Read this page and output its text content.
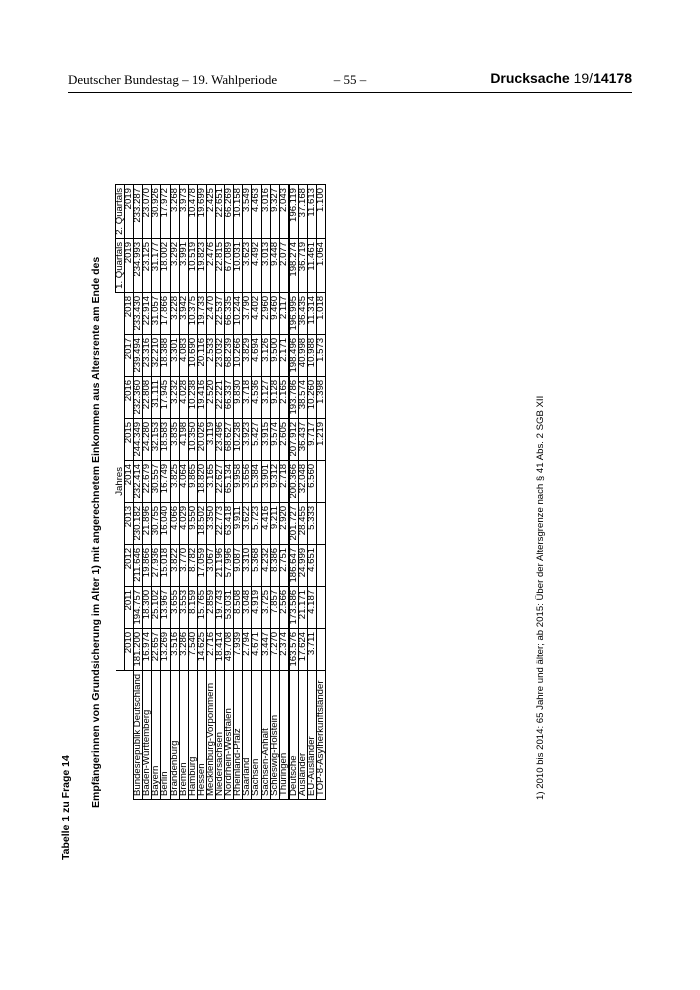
Deutscher Bundestag – 19. Wahlperiode	– 55 –	Drucksache 19/14178
Tabelle 1 zu Frage 14 Empfängerinnen von Grundsicherung im Alter 1) mit angerechnetem Einkommen aus Altersrente am Ende des
	Jahres									1. Quartals	2. Quartals
	2010	2011	2012	2013	2014	2015	2016	2017	2018	2019	2019
Bundesrepublik Deutschland	181.200	194.757	211.646	230.182	232.414	244.349	232.360	239.494	233.430	234.993	233.287
Baden-Württemberg	16.974	18.300	19.866	21.896	22.679	24.280	22.808	23.316	22.914	23.125	23.070
Bayern	22.657	25.102	27.936	30.755	30.557	32.153	31.111	32.210	31.057	31.177	30.926
Berlin	13.269	13.967	15.018	16.040	16.749	18.583	17.945	18.388	17.866	18.002	17.972
Brandenburg	3.516	3.655	3.822	4.066	3.825	3.835	3.232	3.301	3.228	3.292	3.268
Bremen	3.286	3.553	3.770	4.029	4.064	4.198	4.028	4.083	3.942	3.991	3.973
Hamburg	7.540	8.159	8.782	9.550	9.865	10.350	10.238	10.690	10.375	10.519	10.478
Hessen	14.625	15.765	17.059	18.502	18.820	20.026	19.416	20.116	19.733	19.823	19.699
Mecklenburg-Vorpommern	2.716	2.859	3.067	3.350	3.165	3.119	2.520	2.533	2.470	2.476	2.425
Niedersachsen	18.414	19.743	21.196	22.773	22.627	23.496	22.221	23.032	22.537	22.815	22.651
Nordrhein-Westfalen	49.708	53.031	57.996	63.418	65.134	68.627	66.337	68.239	66.335	67.089	66.269
Rheinland-Pfalz	7.939	8.508	9.087	9.911	9.958	10.238	9.830	10.266	10.244	10.031	10.158
Saarland	2.794	3.048	3.310	3.622	3.656	3.923	3.718	3.829	3.790	3.623	3.549
Sachsen	4.671	4.919	5.368	5.723	5.384	5.427	4.536	4.694	4.402	4.492	4.463
Sachsen-Anhalt	3.447	3.725	4.232	4.416	3.901	3.915	3.127	3.126	2.960	3.013	3.016
Schleswig-Holstein	7.270	7.857	8.386	9.211	9.312	9.574	9.128	9.500	9.460	9.448	9.327
Thüringen	2.374	2.566	2.751	2.920	2.718	2.605	2.165	2.171	2.117	2.077	2.043
Deutsche	163.576	173.586	186.647	201.727	200.366	207.912	193.786	198.496	196.995	198.274	196.119
Ausländer	17.624	21.171	24.999	28.455	32.048	36.437	38.574	40.998	36.435	36.719	37.168
EU-Ausländer	3.711	4.187	4.651	5.333	6.560	9.717	10.260	10.988	11.314	11.461	11.613
TOP-8-Asylherkunftsländer						1.219	1.398	1.573	1.018	1.064	1.100
1) 2010 bis 2014: 65 Jahre und älter; ab 2015: Über der Altersgrenze nach § 41 Abs. 2 SGB XII
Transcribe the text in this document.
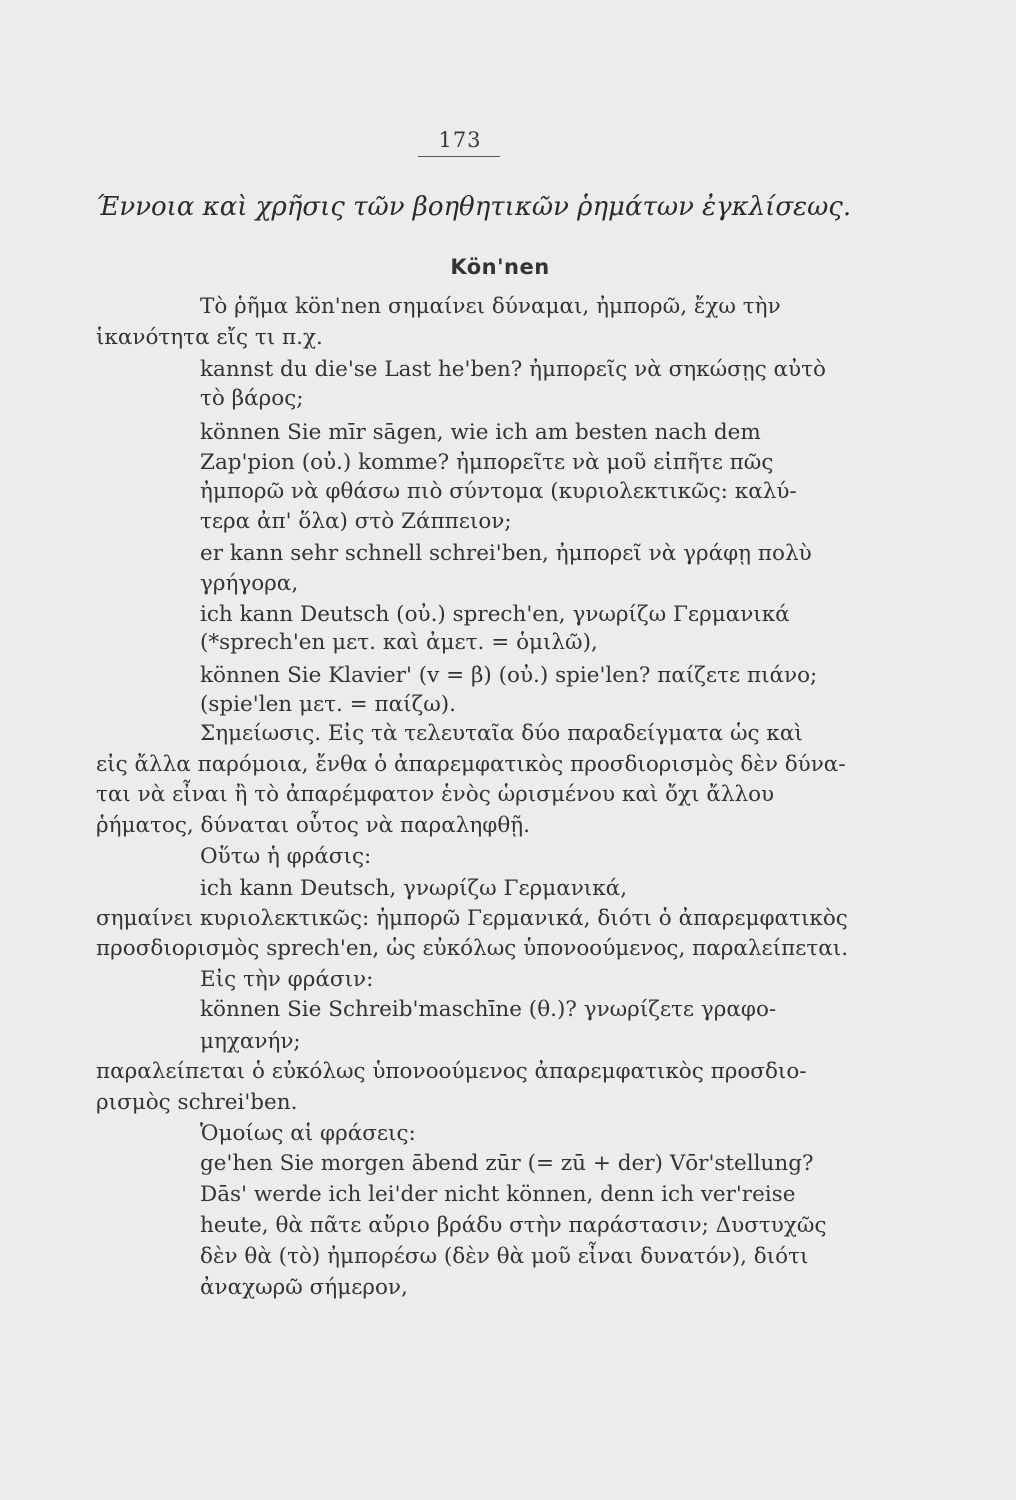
173
Έννοια καὶ χρῆσις τῶν βοηθητικῶν ῥημάτων ἐγκλίσεως.
Kön'nen
Τὸ ῥῆμα kön'nen σημαίνει δύναμαι, ἠμπορῶ, ἔχω τὴν
ἱκανότητα εἴς τι π.χ.
kannst du die'se Last he'ben? ἠμπορεῖς νὰ σηκώσῃς αὐτὸ
τὸ βάρος;
können Sie mīr sāgen, wie ich am besten nach dem
Zap'pion (οὐ.) komme? ἠμπορεῖτε νὰ μοῦ εἰπῆτε πῶς
ἠμπορῶ νὰ φθάσω πιὸ σύντομα (κυριολεκτικῶς: καλύ-
τερα ἀπ' ὅλα) στὸ Ζάππειον;
er kann sehr schnell schrei'ben, ἠμπορεῖ νὰ γράφῃ πολὺ
γρήγορα,
ich kann Deutsch (οὐ.) sprech'en, γνωρίζω Γερμανικά
(*sprech'en μετ. καὶ ἀμετ. = ὁμιλῶ),
können Sie Klavier' (v = β) (οὐ.) spie'len? παίζετε πιάνο;
(spie'len μετ. = παίζω).
Σημείωσις. Εἰς τὰ τελευταῖα δύο παραδείγματα ὡς καὶ
εἰς ἄλλα παρόμοια, ἔνθα ὁ ἀπαρεμφατικὸς προσδιορισμὸς δὲν δύνα-
ται νὰ εἶναι ἢ τὸ ἀπαρέμφατον ἑνὸς ὡρισμένου καὶ ὄχι ἄλλου
ῥήματος, δύναται οὗτος νὰ παραληφθῇ.
Οὕτω ἡ φράσις:
ich kann Deutsch, γνωρίζω Γερμανικά,
σημαίνει κυριολεκτικῶς: ἠμπορῶ Γερμανικά, διότι ὁ ἀπαρεμφατικὸς
προσδιορισμὸς sprech'en, ὡς εὐκόλως ὑπονοούμενος, παραλείπεται.
Εἰς τὴν φράσιν:
können Sie Schreib'maschīne (θ.)? γνωρίζετε γραφο-
μηχανήν;
παραλείπεται ὁ εὐκόλως ὑπονοούμενος ἀπαρεμφατικὸς προσδιο-
ρισμὸς schrei'ben.
Ὁμοίως αἱ φράσεις:
ge'hen Sie morgen ābend zūr (= zū + der) Vōr'stellung?
Dās' werde ich lei'der nicht können, denn ich ver'reise
heute, θὰ πᾶτε αὔριο βράδυ στὴν παράστασιν; Δυστυχῶς
δὲν θὰ (τὸ) ἠμπορέσω (δὲν θὰ μοῦ εἶναι δυνατόν), διότι
ἀναχωρῶ σήμερον,
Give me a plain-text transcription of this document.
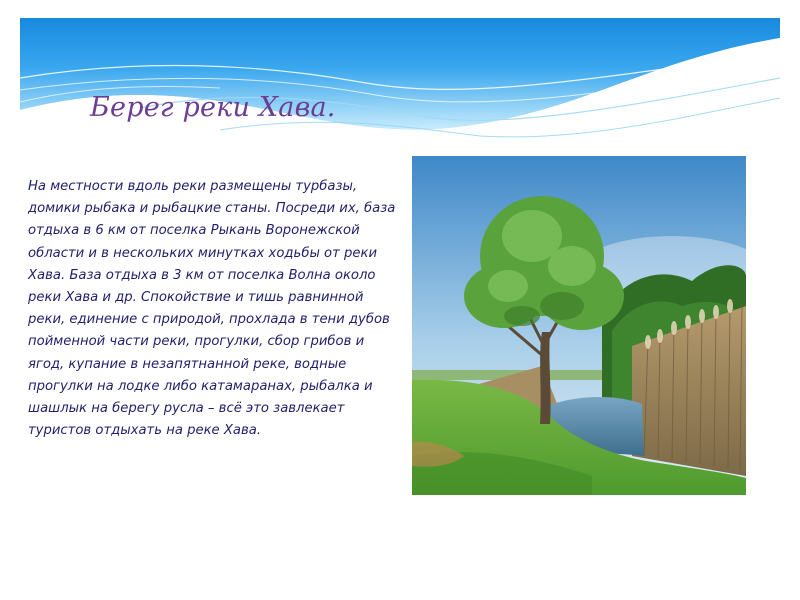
Берег реки Хава.

На местности вдоль реки размещены турбазы, домики рыбака и рыбацкие станы. Посреди их, база отдыха в 6 км от поселка Рыкань Воронежской области и в нескольких минутках ходьбы от реки Хава. База отдыха в 3 км от поселка Волна около реки Хава и др. Спокойствие и тишь равнинной реки, единение с природой, прохлада в тени дубов пойменной части реки, прогулки, сбор грибов и ягод, купание в незапятнанной реке, водные прогулки на лодке либо катамаранах, рыбалка и шашлык на берегу русла – всё это завлекает туристов отдыхать на реке Хава.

**********

> _Instruction_
Quote the preceding listing precisely and completely, omitting its images.

> _Worked answer_
Read this page and output its text content.
Deutscher Bundestag – 19. Wahlperiode	– 55 –	Drucksache 19/14178
Tabelle 1 zu Frage 14 Empfängerinnen von Grundsicherung im Alter 1) mit angerechnetem Einkommen aus Altersrente am Ende des
	Jahres									1. Quartals	2. Quartals
	2010	2011	2012	2013	2014	2015	2016	2017	2018	2019	2019
Bundesrepublik Deutschland	181.200	194.757	211.646	230.182	232.414	244.349	232.360	239.494	233.430	234.993	233.287
Baden-Württemberg	16.974	18.300	19.866	21.896	22.679	24.280	22.808	23.316	22.914	23.125	23.070
Bayern	22.657	25.102	27.936	30.755	30.557	32.153	31.111	32.210	31.057	31.177	30.926
Berlin	13.269	13.967	15.018	16.040	16.749	18.583	17.945	18.388	17.866	18.002	17.972
Brandenburg	3.516	3.655	3.822	4.066	3.825	3.835	3.232	3.301	3.228	3.292	3.268
Bremen	3.286	3.553	3.770	4.029	4.064	4.198	4.028	4.083	3.942	3.991	3.973
Hamburg	7.540	8.159	8.782	9.550	9.865	10.350	10.238	10.690	10.375	10.519	10.478
Hessen	14.625	15.765	17.059	18.502	18.820	20.026	19.416	20.116	19.733	19.823	19.699
Mecklenburg-Vorpommern	2.716	2.859	3.067	3.350	3.165	3.119	2.520	2.533	2.470	2.476	2.425
Niedersachsen	18.414	19.743	21.196	22.773	22.627	23.496	22.221	23.032	22.537	22.815	22.651
Nordrhein-Westfalen	49.708	53.031	57.996	63.418	65.134	68.627	66.337	68.239	66.335	67.089	66.269
Rheinland-Pfalz	7.939	8.508	9.087	9.911	9.958	10.238	9.830	10.266	10.244	10.031	10.158
Saarland	2.794	3.048	3.310	3.622	3.656	3.923	3.718	3.829	3.790	3.623	3.549
Sachsen	4.671	4.919	5.368	5.723	5.384	5.427	4.536	4.694	4.402	4.492	4.463
Sachsen-Anhalt	3.447	3.725	4.232	4.416	3.901	3.915	3.127	3.126	2.960	3.013	3.016
Schleswig-Holstein	7.270	7.857	8.386	9.211	9.312	9.574	9.128	9.500	9.460	9.448	9.327
Thüringen	2.374	2.566	2.751	2.920	2.718	2.605	2.165	2.171	2.117	2.077	2.043
Deutsche	163.576	173.586	186.647	201.727	200.366	207.912	193.786	198.496	196.995	198.274	196.119
Ausländer	17.624	21.171	24.999	28.455	32.048	36.437	38.574	40.998	36.435	36.719	37.168
EU-Ausländer	3.711	4.187	4.651	5.333	6.560	9.717	10.260	10.988	11.314	11.461	11.613
TOP-8-Asylherkunftsländer						1.219	1.398	1.573	1.018	1.064	1.100
1) 2010 bis 2014: 65 Jahre und älter; ab 2015: Über der Altersgrenze nach § 41 Abs. 2 SGB XII
Transcribe the text in this document.
173
Έννοια καὶ χρῆσις τῶν βοηθητικῶν ῥημάτων ἐγκλίσεως.
Kön'nen
Τὸ ῥῆμα kön'nen σημαίνει δύναμαι, ἠμπορῶ, ἔχω τὴν
ἱκανότητα εἴς τι π.χ.
kannst du die'se Last he'ben? ἠμπορεῖς νὰ σηκώσῃς αὐτὸ
τὸ βάρος;
können Sie mīr sāgen, wie ich am besten nach dem
Zap'pion (οὐ.) komme? ἠμπορεῖτε νὰ μοῦ εἰπῆτε πῶς
ἠμπορῶ νὰ φθάσω πιὸ σύντομα (κυριολεκτικῶς: καλύ-
τερα ἀπ' ὅλα) στὸ Ζάππειον;
er kann sehr schnell schrei'ben, ἠμπορεῖ νὰ γράφῃ πολὺ
γρήγορα,
ich kann Deutsch (οὐ.) sprech'en, γνωρίζω Γερμανικά
(*sprech'en μετ. καὶ ἀμετ. = ὁμιλῶ),
können Sie Klavier' (v = β) (οὐ.) spie'len? παίζετε πιάνο;
(spie'len μετ. = παίζω).
Σημείωσις. Εἰς τὰ τελευταῖα δύο παραδείγματα ὡς καὶ
εἰς ἄλλα παρόμοια, ἔνθα ὁ ἀπαρεμφατικὸς προσδιορισμὸς δὲν δύνα-
ται νὰ εἶναι ἢ τὸ ἀπαρέμφατον ἑνὸς ὡρισμένου καὶ ὄχι ἄλλου
ῥήματος, δύναται οὗτος νὰ παραληφθῇ.
Οὕτω ἡ φράσις:
ich kann Deutsch, γνωρίζω Γερμανικά,
σημαίνει κυριολεκτικῶς: ἠμπορῶ Γερμανικά, διότι ὁ ἀπαρεμφατικὸς
προσδιορισμὸς sprech'en, ὡς εὐκόλως ὑπονοούμενος, παραλείπεται.
Εἰς τὴν φράσιν:
können Sie Schreib'maschīne (θ.)? γνωρίζετε γραφο-
μηχανήν;
παραλείπεται ὁ εὐκόλως ὑπονοούμενος ἀπαρεμφατικὸς προσδιο-
ρισμὸς schrei'ben.
Ὁμοίως αἱ φράσεις:
ge'hen Sie morgen ābend zūr (= zū + der) Vōr'stellung?
Dās' werde ich lei'der nicht können, denn ich ver'reise
heute, θὰ πᾶτε αὔριο βράδυ στὴν παράστασιν; Δυστυχῶς
δὲν θὰ (τὸ) ἠμπορέσω (δὲν θὰ μοῦ εἶναι δυνατόν), διότι
ἀναχωρῶ σήμερον,
Give me a plain-text transcription of this document.
Берег реки Хава.

На местности вдоль реки размещены турбазы, домики рыбака и рыбацкие станы. Посреди их, база отдыха в 6 км от поселка Рыкань Воронежской области и в нескольких минутках ходьбы от реки Хава. База отдыха в 3 км от поселка Волна около реки Хава и др. Спокойствие и тишь равнинной реки, единение с природой, прохлада в тени дубов пойменной части реки, прогулки, сбор грибов и ягод, купание в незапятнанной реке, водные прогулки на лодке либо катамаранах, рыбалка и шашлык на берегу русла – всё это завлекает туристов отдыхать на реке Хава.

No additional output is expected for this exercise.